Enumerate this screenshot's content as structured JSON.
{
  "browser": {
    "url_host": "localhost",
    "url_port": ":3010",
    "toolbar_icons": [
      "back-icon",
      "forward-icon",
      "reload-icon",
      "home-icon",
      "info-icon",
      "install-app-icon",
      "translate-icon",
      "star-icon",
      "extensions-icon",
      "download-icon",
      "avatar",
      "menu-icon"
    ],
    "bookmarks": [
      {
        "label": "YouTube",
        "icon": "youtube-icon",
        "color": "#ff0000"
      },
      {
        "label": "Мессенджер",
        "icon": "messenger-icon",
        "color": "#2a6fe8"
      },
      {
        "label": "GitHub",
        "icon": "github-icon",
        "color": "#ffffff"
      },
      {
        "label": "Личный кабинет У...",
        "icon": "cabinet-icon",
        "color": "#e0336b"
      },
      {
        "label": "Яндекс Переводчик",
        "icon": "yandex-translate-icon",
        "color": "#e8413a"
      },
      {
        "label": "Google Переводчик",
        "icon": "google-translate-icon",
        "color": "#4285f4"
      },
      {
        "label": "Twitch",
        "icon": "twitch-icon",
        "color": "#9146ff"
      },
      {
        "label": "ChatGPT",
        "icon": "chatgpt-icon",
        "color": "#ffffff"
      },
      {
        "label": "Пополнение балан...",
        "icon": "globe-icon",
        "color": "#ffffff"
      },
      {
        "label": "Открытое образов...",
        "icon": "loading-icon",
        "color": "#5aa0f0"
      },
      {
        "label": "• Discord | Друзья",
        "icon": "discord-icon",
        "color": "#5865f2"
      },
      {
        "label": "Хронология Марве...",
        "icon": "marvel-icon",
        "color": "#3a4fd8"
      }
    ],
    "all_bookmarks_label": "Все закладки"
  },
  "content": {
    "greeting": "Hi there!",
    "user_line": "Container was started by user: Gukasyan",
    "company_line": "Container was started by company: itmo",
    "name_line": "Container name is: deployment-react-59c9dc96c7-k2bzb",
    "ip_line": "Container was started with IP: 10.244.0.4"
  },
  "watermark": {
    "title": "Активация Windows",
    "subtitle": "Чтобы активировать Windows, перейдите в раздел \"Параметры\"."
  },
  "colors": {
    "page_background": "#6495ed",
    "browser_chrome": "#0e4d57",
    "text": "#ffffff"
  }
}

########################################

→ TASK DIRECTIONS: Return the lines above exactly, keeping every word.

→ SOLUTION FOR THIS EXERCISE:
Enumerate this screenshot's content as structured JSON.
{
  "browser": {
    "url_host": "localhost",
    "url_port": ":3010",
    "toolbar_icons": [
      "back-icon",
      "forward-icon",
      "reload-icon",
      "home-icon",
      "info-icon",
      "install-app-icon",
      "translate-icon",
      "star-icon",
      "extensions-icon",
      "download-icon",
      "avatar",
      "menu-icon"
    ],
    "bookmarks": [
      {
        "label": "YouTube",
        "icon": "youtube-icon",
        "color": "#ff0000"
      },
      {
        "label": "Мессенджер",
        "icon": "messenger-icon",
        "color": "#2a6fe8"
      },
      {
        "label": "GitHub",
        "icon": "github-icon",
        "color": "#ffffff"
      },
      {
        "label": "Личный кабинет У...",
        "icon": "cabinet-icon",
        "color": "#e0336b"
      },
      {
        "label": "Яндекс Переводчик",
        "icon": "yandex-translate-icon",
        "color": "#e8413a"
      },
      {
        "label": "Google Переводчик",
        "icon": "google-translate-icon",
        "color": "#4285f4"
      },
      {
        "label": "Twitch",
        "icon": "twitch-icon",
        "color": "#9146ff"
      },
      {
        "label": "ChatGPT",
        "icon": "chatgpt-icon",
        "color": "#ffffff"
      },
      {
        "label": "Пополнение балан...",
        "icon": "globe-icon",
        "color": "#ffffff"
      },
      {
        "label": "Открытое образов...",
        "icon": "loading-icon",
        "color": "#5aa0f0"
      },
      {
        "label": "• Discord | Друзья",
        "icon": "discord-icon",
        "color": "#5865f2"
      },
      {
        "label": "Хронология Марве...",
        "icon": "marvel-icon",
        "color": "#3a4fd8"
      }
    ],
    "all_bookmarks_label": "Все закладки"
  },
  "content": {
    "greeting": "Hi there!",
    "user_line": "Container was started by user: Gukasyan",
    "company_line": "Container was started by company: itmo",
    "name_line": "Container name is: deployment-react-59c9dc96c7-k2bzb",
    "ip_line": "Container was started with IP: 10.244.0.4"
  },
  "watermark": {
    "title": "Активация Windows",
    "subtitle": "Чтобы активировать Windows, перейдите в раздел \"Параметры\"."
  },
  "colors": {
    "page_background": "#6495ed",
    "browser_chrome": "#0e4d57",
    "text": "#ffffff"
  }
}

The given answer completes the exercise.